* Begin DATA FOR THIS EXERCISE *

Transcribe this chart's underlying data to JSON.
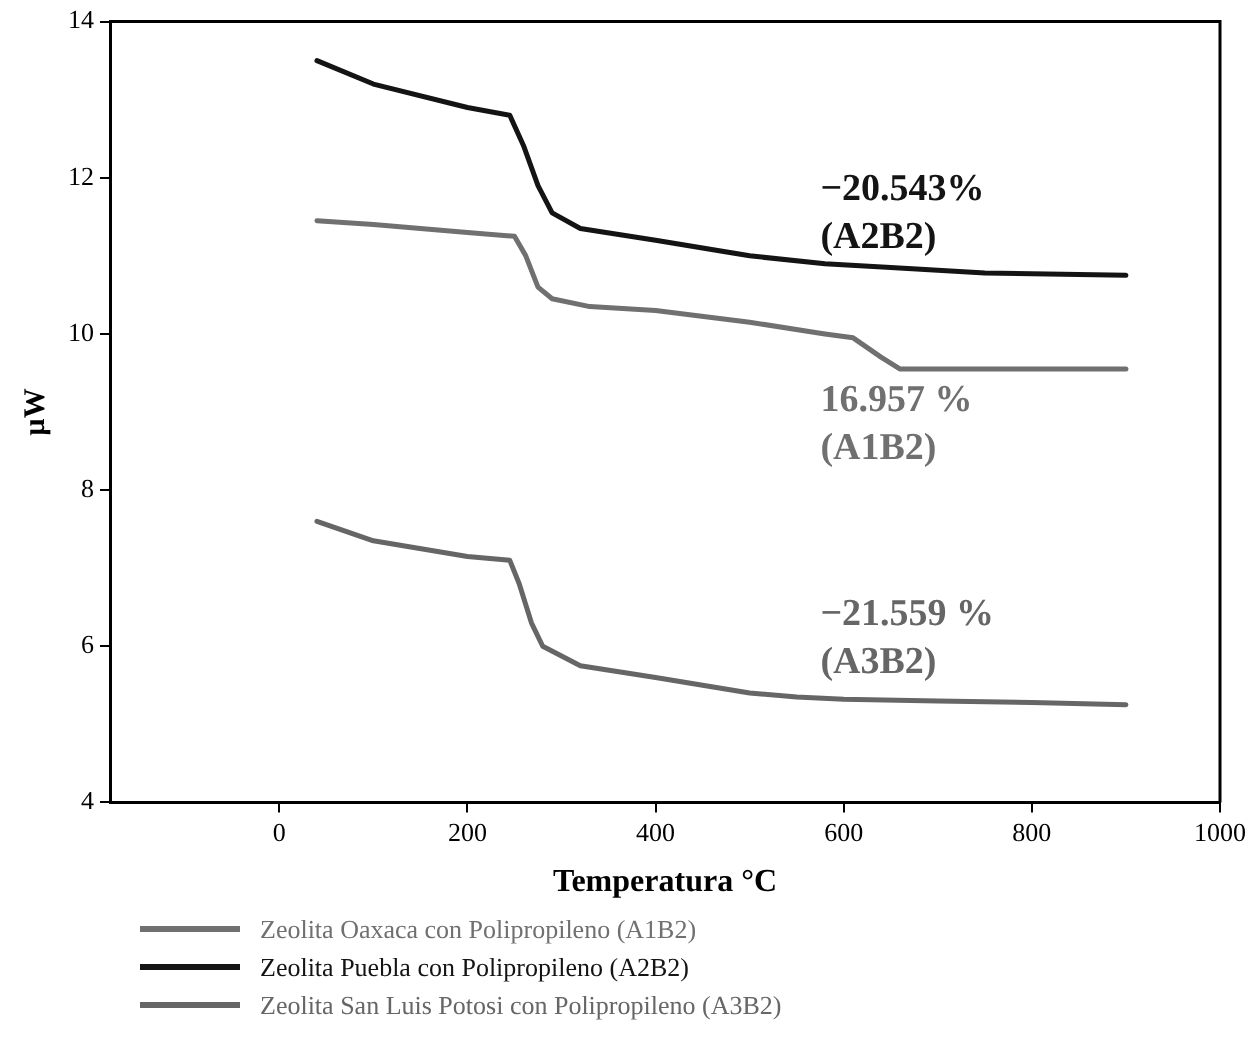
{
  "chart_data": {
    "type": "line",
    "xlabel": "Temperatura °C",
    "ylabel": "µW",
    "xlim": [
      -180,
      1000
    ],
    "xticks": [
      0,
      200,
      400,
      600,
      800,
      1000
    ],
    "ylim": [
      4,
      14
    ],
    "yticks": [
      4,
      6,
      8,
      10,
      12,
      14
    ],
    "grid": false,
    "legend": "bottom",
    "marker": "none",
    "line_style": "solid",
    "series": [
      {
        "name": "Zeolita Oaxaca con Polipropileno (A1B2)",
        "color": "#707070",
        "x": [
          40,
          100,
          200,
          250,
          262,
          275,
          290,
          330,
          400,
          500,
          580,
          610,
          640,
          660,
          700,
          800,
          900
        ],
        "values": [
          11.45,
          11.4,
          11.3,
          11.25,
          11.0,
          10.6,
          10.45,
          10.35,
          10.3,
          10.15,
          10.0,
          9.95,
          9.7,
          9.55,
          9.55,
          9.55,
          9.55
        ]
      },
      {
        "name": "Zeolita Puebla con Polipropileno (A2B2)",
        "color": "#141414",
        "x": [
          40,
          100,
          200,
          245,
          260,
          275,
          290,
          320,
          400,
          500,
          580,
          650,
          750,
          900
        ],
        "values": [
          13.5,
          13.2,
          12.9,
          12.8,
          12.4,
          11.9,
          11.55,
          11.35,
          11.2,
          11.0,
          10.9,
          10.85,
          10.78,
          10.75
        ]
      },
      {
        "name": "Zeolita San Luis Potosi con Polipropileno (A3B2)",
        "color": "#666666",
        "x": [
          40,
          100,
          200,
          245,
          255,
          268,
          280,
          320,
          400,
          450,
          500,
          550,
          600,
          700,
          800,
          900
        ],
        "values": [
          7.6,
          7.35,
          7.15,
          7.1,
          6.8,
          6.3,
          6.0,
          5.75,
          5.6,
          5.5,
          5.4,
          5.35,
          5.32,
          5.3,
          5.28,
          5.25
        ]
      }
    ],
    "annotations": [
      "16.957 % (A1B2)",
      "−20.543% (A2B2)",
      "−21.559 % (A3B2)"
    ]
  }
}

* End DATA FOR THIS EXERCISE *

* _EXERCISE DESCRIPTION_:
Report the number of lines in the entries above that include the word "Zeolita" and add nothing to it.

* _EXERCISE RESULT_:
3